◆ **TASK DETAILS**
Can you transcribe every record below exactly as it appears?

[Dataset rows about figures]
_ _ _ _ _ _ _
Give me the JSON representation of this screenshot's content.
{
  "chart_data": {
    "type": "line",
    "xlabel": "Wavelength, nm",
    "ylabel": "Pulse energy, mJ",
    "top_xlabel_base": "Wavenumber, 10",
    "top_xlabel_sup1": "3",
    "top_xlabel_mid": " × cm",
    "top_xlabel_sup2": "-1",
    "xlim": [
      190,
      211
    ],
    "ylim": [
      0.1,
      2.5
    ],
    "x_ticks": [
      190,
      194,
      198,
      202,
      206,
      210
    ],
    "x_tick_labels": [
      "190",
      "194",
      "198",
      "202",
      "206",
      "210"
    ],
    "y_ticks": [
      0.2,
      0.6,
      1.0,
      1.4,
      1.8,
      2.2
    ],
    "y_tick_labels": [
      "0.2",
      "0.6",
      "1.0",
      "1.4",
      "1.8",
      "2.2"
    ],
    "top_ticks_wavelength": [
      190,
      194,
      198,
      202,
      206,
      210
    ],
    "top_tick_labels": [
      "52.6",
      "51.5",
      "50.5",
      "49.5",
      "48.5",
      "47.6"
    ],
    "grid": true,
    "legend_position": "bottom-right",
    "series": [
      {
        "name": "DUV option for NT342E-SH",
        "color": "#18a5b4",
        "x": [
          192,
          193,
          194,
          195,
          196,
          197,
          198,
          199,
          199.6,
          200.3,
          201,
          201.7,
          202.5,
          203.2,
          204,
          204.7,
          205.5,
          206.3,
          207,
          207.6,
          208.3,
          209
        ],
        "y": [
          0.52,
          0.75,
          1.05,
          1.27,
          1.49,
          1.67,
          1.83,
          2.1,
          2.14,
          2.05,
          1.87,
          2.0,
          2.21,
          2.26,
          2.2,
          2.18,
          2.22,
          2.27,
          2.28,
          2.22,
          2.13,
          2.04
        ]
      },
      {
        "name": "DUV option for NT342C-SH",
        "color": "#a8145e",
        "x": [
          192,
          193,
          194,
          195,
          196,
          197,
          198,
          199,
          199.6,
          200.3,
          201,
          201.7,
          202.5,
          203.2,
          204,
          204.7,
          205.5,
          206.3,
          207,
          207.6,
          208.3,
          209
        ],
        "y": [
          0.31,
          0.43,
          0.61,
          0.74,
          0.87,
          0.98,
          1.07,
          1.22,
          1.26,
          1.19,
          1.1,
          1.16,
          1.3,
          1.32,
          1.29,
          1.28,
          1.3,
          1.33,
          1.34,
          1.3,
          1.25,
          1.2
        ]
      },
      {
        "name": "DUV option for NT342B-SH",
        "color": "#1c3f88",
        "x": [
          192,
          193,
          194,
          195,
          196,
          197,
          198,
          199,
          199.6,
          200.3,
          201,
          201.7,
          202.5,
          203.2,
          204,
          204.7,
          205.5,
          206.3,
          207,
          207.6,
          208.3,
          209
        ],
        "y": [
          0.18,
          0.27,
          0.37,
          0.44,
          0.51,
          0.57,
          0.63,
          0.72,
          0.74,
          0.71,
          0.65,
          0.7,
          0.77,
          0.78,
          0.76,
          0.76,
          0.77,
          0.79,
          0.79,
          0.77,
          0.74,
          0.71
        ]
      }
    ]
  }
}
_ _ _ _ _ _ _
◆ **SOLUTION**
Give me the JSON representation of this screenshot's content.
{
  "chart_data": {
    "type": "line",
    "xlabel": "Wavelength, nm",
    "ylabel": "Pulse energy, mJ",
    "top_xlabel_base": "Wavenumber, 10",
    "top_xlabel_sup1": "3",
    "top_xlabel_mid": " × cm",
    "top_xlabel_sup2": "-1",
    "xlim": [
      190,
      211
    ],
    "ylim": [
      0.1,
      2.5
    ],
    "x_ticks": [
      190,
      194,
      198,
      202,
      206,
      210
    ],
    "x_tick_labels": [
      "190",
      "194",
      "198",
      "202",
      "206",
      "210"
    ],
    "y_ticks": [
      0.2,
      0.6,
      1.0,
      1.4,
      1.8,
      2.2
    ],
    "y_tick_labels": [
      "0.2",
      "0.6",
      "1.0",
      "1.4",
      "1.8",
      "2.2"
    ],
    "top_ticks_wavelength": [
      190,
      194,
      198,
      202,
      206,
      210
    ],
    "top_tick_labels": [
      "52.6",
      "51.5",
      "50.5",
      "49.5",
      "48.5",
      "47.6"
    ],
    "grid": true,
    "legend_position": "bottom-right",
    "series": [
      {
        "name": "DUV option for NT342E-SH",
        "color": "#18a5b4",
        "x": [
          192,
          193,
          194,
          195,
          196,
          197,
          198,
          199,
          199.6,
          200.3,
          201,
          201.7,
          202.5,
          203.2,
          204,
          204.7,
          205.5,
          206.3,
          207,
          207.6,
          208.3,
          209
        ],
        "y": [
          0.52,
          0.75,
          1.05,
          1.27,
          1.49,
          1.67,
          1.83,
          2.1,
          2.14,
          2.05,
          1.87,
          2.0,
          2.21,
          2.26,
          2.2,
          2.18,
          2.22,
          2.27,
          2.28,
          2.22,
          2.13,
          2.04
        ]
      },
      {
        "name": "DUV option for NT342C-SH",
        "color": "#a8145e",
        "x": [
          192,
          193,
          194,
          195,
          196,
          197,
          198,
          199,
          199.6,
          200.3,
          201,
          201.7,
          202.5,
          203.2,
          204,
          204.7,
          205.5,
          206.3,
          207,
          207.6,
          208.3,
          209
        ],
        "y": [
          0.31,
          0.43,
          0.61,
          0.74,
          0.87,
          0.98,
          1.07,
          1.22,
          1.26,
          1.19,
          1.1,
          1.16,
          1.3,
          1.32,
          1.29,
          1.28,
          1.3,
          1.33,
          1.34,
          1.3,
          1.25,
          1.2
        ]
      },
      {
        "name": "DUV option for NT342B-SH",
        "color": "#1c3f88",
        "x": [
          192,
          193,
          194,
          195,
          196,
          197,
          198,
          199,
          199.6,
          200.3,
          201,
          201.7,
          202.5,
          203.2,
          204,
          204.7,
          205.5,
          206.3,
          207,
          207.6,
          208.3,
          209
        ],
        "y": [
          0.18,
          0.27,
          0.37,
          0.44,
          0.51,
          0.57,
          0.63,
          0.72,
          0.74,
          0.71,
          0.65,
          0.7,
          0.77,
          0.78,
          0.76,
          0.76,
          0.77,
          0.79,
          0.79,
          0.77,
          0.74,
          0.71
        ]
      }
    ]
  }
}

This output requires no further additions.